**Task instructions**
Reproduce every line of the records below without changing anything, but leave out the pictures.

--- Start Provided data ---

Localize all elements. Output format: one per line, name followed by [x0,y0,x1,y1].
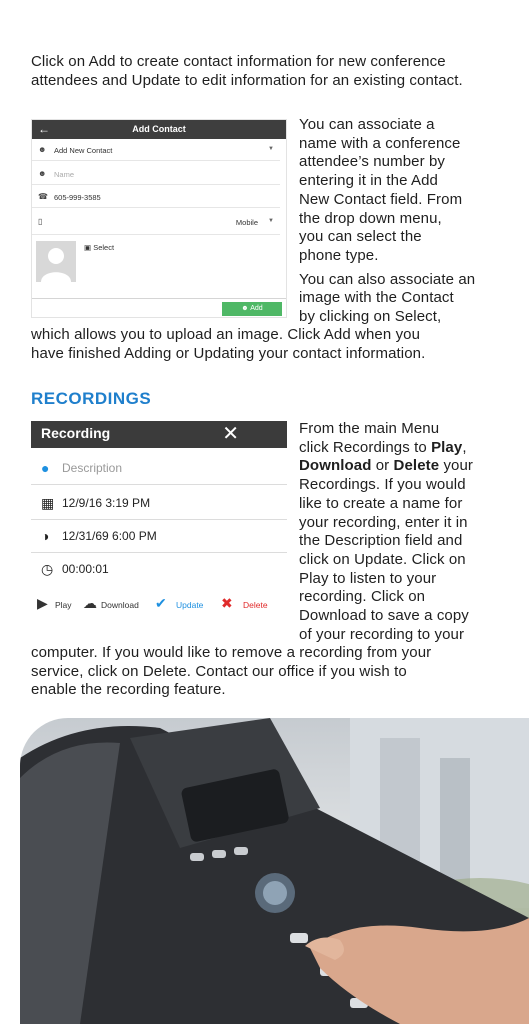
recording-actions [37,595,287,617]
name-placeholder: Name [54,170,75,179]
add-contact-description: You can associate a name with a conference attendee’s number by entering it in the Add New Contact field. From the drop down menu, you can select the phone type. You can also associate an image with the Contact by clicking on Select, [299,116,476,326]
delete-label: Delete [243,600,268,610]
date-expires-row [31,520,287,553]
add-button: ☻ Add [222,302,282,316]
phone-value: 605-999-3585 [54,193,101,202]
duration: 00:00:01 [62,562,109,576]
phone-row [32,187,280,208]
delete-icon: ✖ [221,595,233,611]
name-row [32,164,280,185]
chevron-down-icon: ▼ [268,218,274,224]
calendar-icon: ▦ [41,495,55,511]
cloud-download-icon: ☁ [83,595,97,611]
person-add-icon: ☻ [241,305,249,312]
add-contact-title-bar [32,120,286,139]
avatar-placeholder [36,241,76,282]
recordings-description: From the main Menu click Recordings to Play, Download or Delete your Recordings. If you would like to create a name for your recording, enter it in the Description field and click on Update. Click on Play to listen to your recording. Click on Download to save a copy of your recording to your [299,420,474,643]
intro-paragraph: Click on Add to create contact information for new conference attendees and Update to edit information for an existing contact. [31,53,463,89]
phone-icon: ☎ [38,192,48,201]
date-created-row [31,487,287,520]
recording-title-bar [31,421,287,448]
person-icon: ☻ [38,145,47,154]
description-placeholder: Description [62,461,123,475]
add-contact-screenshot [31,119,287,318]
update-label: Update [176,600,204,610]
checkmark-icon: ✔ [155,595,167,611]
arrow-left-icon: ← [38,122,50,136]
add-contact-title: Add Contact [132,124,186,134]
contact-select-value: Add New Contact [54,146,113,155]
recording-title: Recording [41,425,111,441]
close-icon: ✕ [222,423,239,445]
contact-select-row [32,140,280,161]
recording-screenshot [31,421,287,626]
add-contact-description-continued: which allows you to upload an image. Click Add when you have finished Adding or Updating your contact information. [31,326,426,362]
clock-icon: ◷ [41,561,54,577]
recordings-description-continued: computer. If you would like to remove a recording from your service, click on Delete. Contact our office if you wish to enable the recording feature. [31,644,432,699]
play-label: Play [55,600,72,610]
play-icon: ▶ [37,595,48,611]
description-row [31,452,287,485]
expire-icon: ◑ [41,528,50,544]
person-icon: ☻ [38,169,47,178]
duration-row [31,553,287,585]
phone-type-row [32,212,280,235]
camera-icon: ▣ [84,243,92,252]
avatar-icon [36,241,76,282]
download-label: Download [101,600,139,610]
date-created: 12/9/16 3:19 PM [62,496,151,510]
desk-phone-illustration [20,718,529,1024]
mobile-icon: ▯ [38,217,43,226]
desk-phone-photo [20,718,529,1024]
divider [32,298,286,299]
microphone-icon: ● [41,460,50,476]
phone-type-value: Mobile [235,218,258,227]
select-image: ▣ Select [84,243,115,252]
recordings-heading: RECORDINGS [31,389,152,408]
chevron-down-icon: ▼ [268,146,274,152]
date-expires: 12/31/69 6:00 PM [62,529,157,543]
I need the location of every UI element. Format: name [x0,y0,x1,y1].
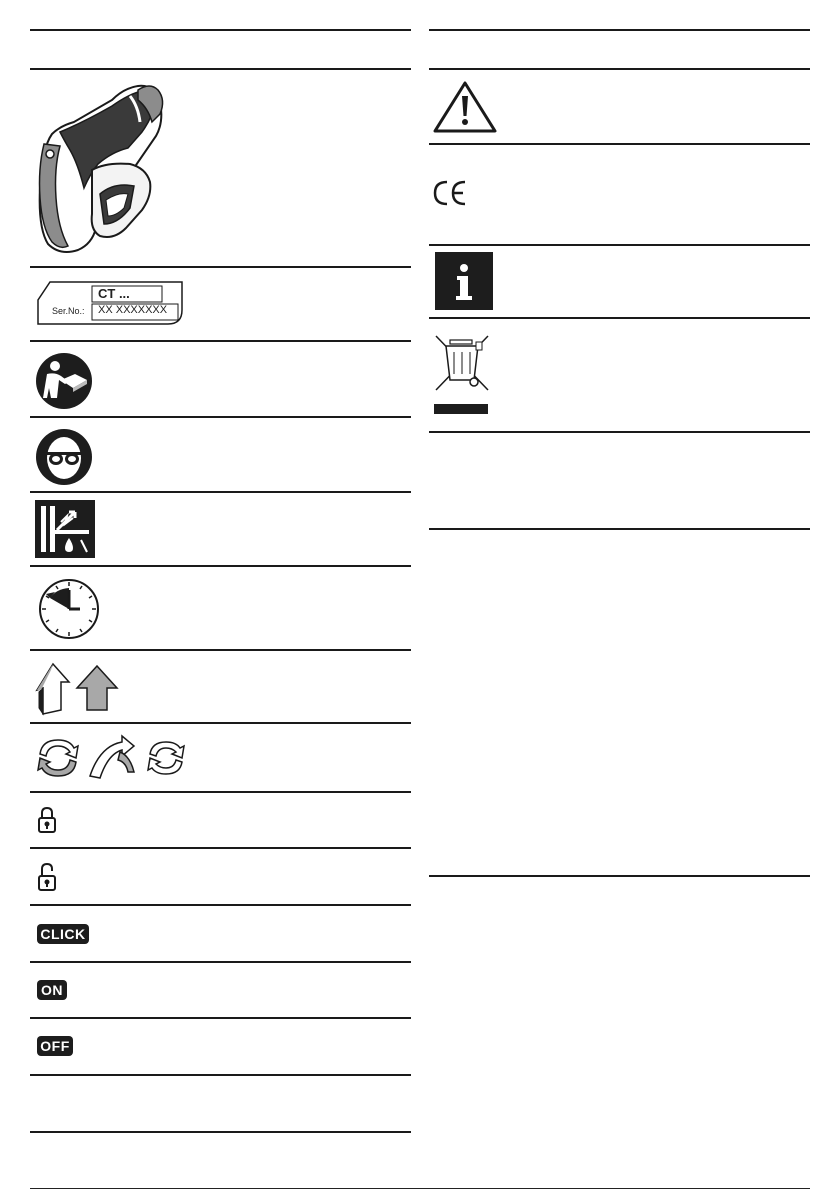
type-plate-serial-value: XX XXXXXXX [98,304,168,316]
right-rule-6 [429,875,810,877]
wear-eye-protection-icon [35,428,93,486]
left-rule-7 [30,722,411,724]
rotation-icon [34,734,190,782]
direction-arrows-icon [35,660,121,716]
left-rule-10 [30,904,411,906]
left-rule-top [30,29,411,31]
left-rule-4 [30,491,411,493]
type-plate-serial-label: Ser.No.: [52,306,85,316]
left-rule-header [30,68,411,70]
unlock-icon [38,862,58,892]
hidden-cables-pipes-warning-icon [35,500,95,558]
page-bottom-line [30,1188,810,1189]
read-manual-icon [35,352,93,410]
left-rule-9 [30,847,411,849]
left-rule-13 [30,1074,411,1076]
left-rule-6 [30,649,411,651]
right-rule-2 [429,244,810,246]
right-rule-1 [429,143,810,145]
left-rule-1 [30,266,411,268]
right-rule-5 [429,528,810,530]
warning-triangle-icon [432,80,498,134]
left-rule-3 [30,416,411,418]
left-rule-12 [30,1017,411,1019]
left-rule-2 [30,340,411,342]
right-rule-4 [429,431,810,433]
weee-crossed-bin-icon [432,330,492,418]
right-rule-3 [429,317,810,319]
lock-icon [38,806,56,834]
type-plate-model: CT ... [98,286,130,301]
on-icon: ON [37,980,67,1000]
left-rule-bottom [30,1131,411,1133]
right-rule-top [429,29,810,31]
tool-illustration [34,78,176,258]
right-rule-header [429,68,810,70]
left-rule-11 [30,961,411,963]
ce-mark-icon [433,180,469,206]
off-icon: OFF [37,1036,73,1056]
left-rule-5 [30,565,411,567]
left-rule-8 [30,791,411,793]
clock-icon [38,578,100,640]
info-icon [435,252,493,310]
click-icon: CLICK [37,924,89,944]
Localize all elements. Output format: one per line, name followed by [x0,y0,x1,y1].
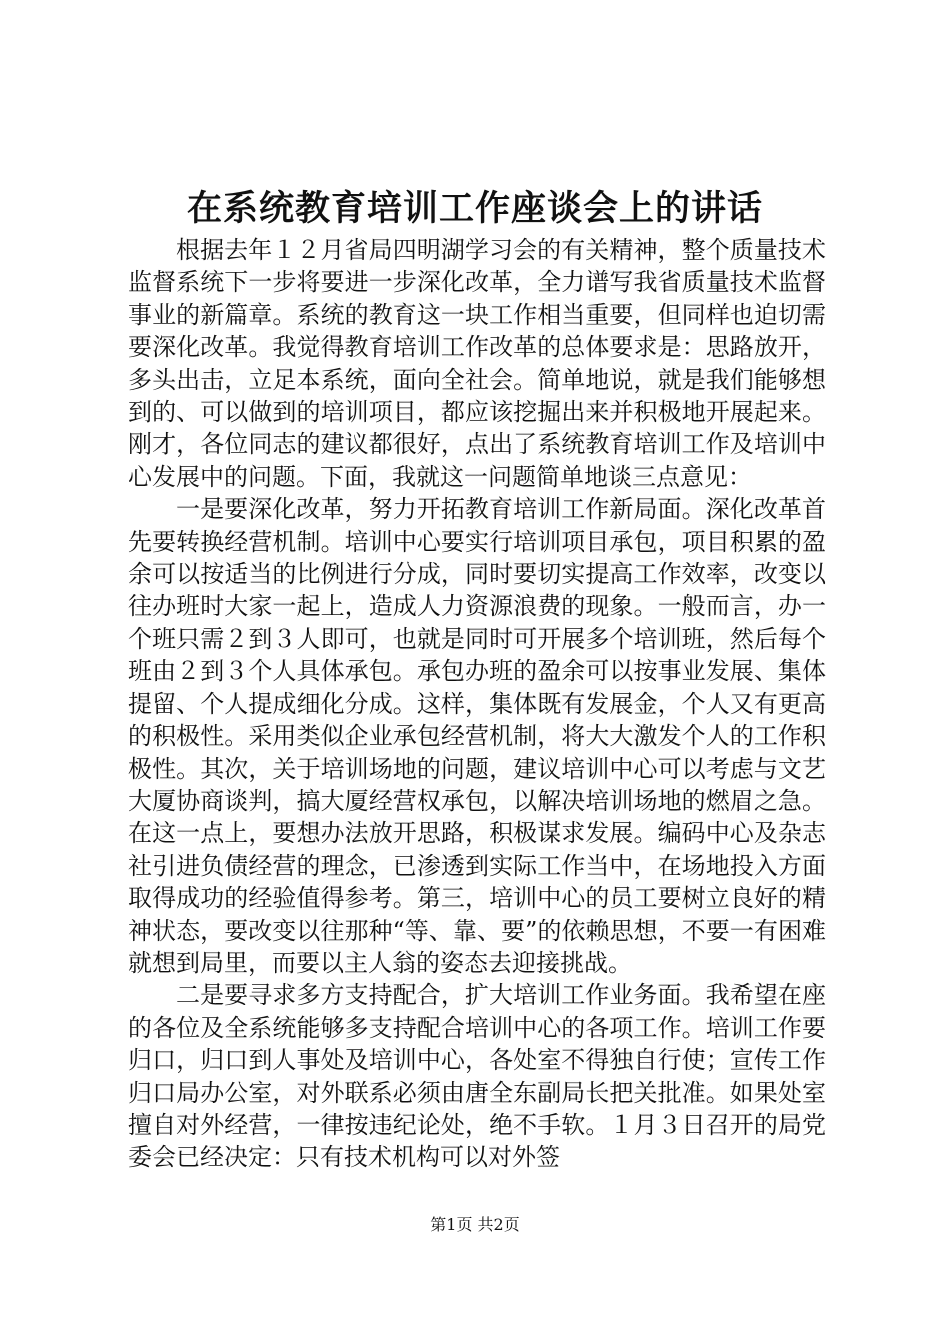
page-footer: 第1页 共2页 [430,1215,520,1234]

--- End Provided data ---

**Output**
Localize all elements. Output format: one per line, name followed by [x0,y0,x1,y1].
recording-actions [37,595,287,617]
name-placeholder: Name [54,170,75,179]
add-contact-description: You can associate a name with a conference attendee’s number by entering it in the Add New Contact field. From the drop down menu, you can select the phone type. You can also associate an image with the Contact by clicking on Select, [299,116,476,326]
delete-label: Delete [243,600,268,610]
date-expires-row [31,520,287,553]
add-button: ☻ Add [222,302,282,316]
phone-value: 605-999-3585 [54,193,101,202]
duration: 00:00:01 [62,562,109,576]
phone-row [32,187,280,208]
delete-icon: ✖ [221,595,233,611]
name-row [32,164,280,185]
chevron-down-icon: ▼ [268,218,274,224]
calendar-icon: ▦ [41,495,55,511]
cloud-download-icon: ☁ [83,595,97,611]
person-add-icon: ☻ [241,305,249,312]
add-contact-title-bar [32,120,286,139]
avatar-placeholder [36,241,76,282]
recordings-description: From the main Menu click Recordings to Play, Download or Delete your Recordings. If you would like to create a name for your recording, enter it in the Description field and click on Update. Click on Play to listen to your recording. Click on Download to save a copy of your recording to your [299,420,474,643]
intro-paragraph: Click on Add to create contact information for new conference attendees and Update to edit information for an existing contact. [31,53,463,89]
phone-icon: ☎ [38,192,48,201]
date-created-row [31,487,287,520]
recording-title-bar [31,421,287,448]
person-icon: ☻ [38,145,47,154]
description-placeholder: Description [62,461,123,475]
add-contact-screenshot [31,119,287,318]
update-label: Update [176,600,204,610]
checkmark-icon: ✔ [155,595,167,611]
arrow-left-icon: ← [38,122,50,136]
add-contact-title: Add Contact [132,124,186,134]
contact-select-value: Add New Contact [54,146,113,155]
recording-title: Recording [41,425,111,441]
close-icon: ✕ [222,423,239,445]
contact-select-row [32,140,280,161]
recording-screenshot [31,421,287,626]
add-contact-description-continued: which allows you to upload an image. Click Add when you have finished Adding or Updating your contact information. [31,326,426,362]
clock-icon: ◷ [41,561,54,577]
recordings-description-continued: computer. If you would like to remove a recording from your service, click on Delete. Contact our office if you wish to enable the recording feature. [31,644,432,699]
play-label: Play [55,600,72,610]
play-icon: ▶ [37,595,48,611]
description-row [31,452,287,485]
expire-icon: ◑ [41,528,50,544]
person-icon: ☻ [38,169,47,178]
duration-row [31,553,287,585]
phone-type-row [32,212,280,235]
camera-icon: ▣ [84,243,92,252]
avatar-icon [36,241,76,282]
download-label: Download [101,600,139,610]
date-created: 12/9/16 3:19 PM [62,496,151,510]
desk-phone-illustration [20,718,529,1024]
mobile-icon: ▯ [38,217,43,226]
desk-phone-photo [20,718,529,1024]
divider [32,298,286,299]
microphone-icon: ● [41,460,50,476]
phone-type-value: Mobile [235,218,258,227]
select-image: ▣ Select [84,243,115,252]
recordings-heading: RECORDINGS [31,389,152,408]
chevron-down-icon: ▼ [268,146,274,152]
date-expires: 12/31/69 6:00 PM [62,529,157,543]
I need the location of every UI element. Format: name [x0,y0,x1,y1].
type-plate-serial-value: XX XXXXXXX [98,304,168,316]
right-rule-6 [429,875,810,877]
wear-eye-protection-icon [35,428,93,486]
left-rule-7 [30,722,411,724]
rotation-icon [34,734,190,782]
direction-arrows-icon [35,660,121,716]
left-rule-10 [30,904,411,906]
left-rule-top [30,29,411,31]
left-rule-4 [30,491,411,493]
type-plate-serial-label: Ser.No.: [52,306,85,316]
left-rule-header [30,68,411,70]
unlock-icon [38,862,58,892]
hidden-cables-pipes-warning-icon [35,500,95,558]
page-bottom-line [30,1188,810,1189]
read-manual-icon [35,352,93,410]
left-rule-9 [30,847,411,849]
left-rule-13 [30,1074,411,1076]
left-rule-6 [30,649,411,651]
right-rule-2 [429,244,810,246]
right-rule-1 [429,143,810,145]
left-rule-1 [30,266,411,268]
right-rule-5 [429,528,810,530]
warning-triangle-icon [432,80,498,134]
left-rule-3 [30,416,411,418]
left-rule-12 [30,1017,411,1019]
left-rule-2 [30,340,411,342]
right-rule-4 [429,431,810,433]
weee-crossed-bin-icon [432,330,492,418]
right-rule-3 [429,317,810,319]
lock-icon [38,806,56,834]
type-plate-model: CT ... [98,286,130,301]
on-icon: ON [37,980,67,1000]
left-rule-bottom [30,1131,411,1133]
right-rule-top [429,29,810,31]
tool-illustration [34,78,176,258]
right-rule-header [429,68,810,70]
left-rule-11 [30,961,411,963]
ce-mark-icon [433,180,469,206]
off-icon: OFF [37,1036,73,1056]
left-rule-5 [30,565,411,567]
left-rule-8 [30,791,411,793]
clock-icon [38,578,100,640]
info-icon [435,252,493,310]
click-icon: CLICK [37,924,89,944]
Localize all elements. Output format: one per line, name followed by [x0,y0,x1,y1].
page-footer: 第1页 共2页 [430,1215,520,1234]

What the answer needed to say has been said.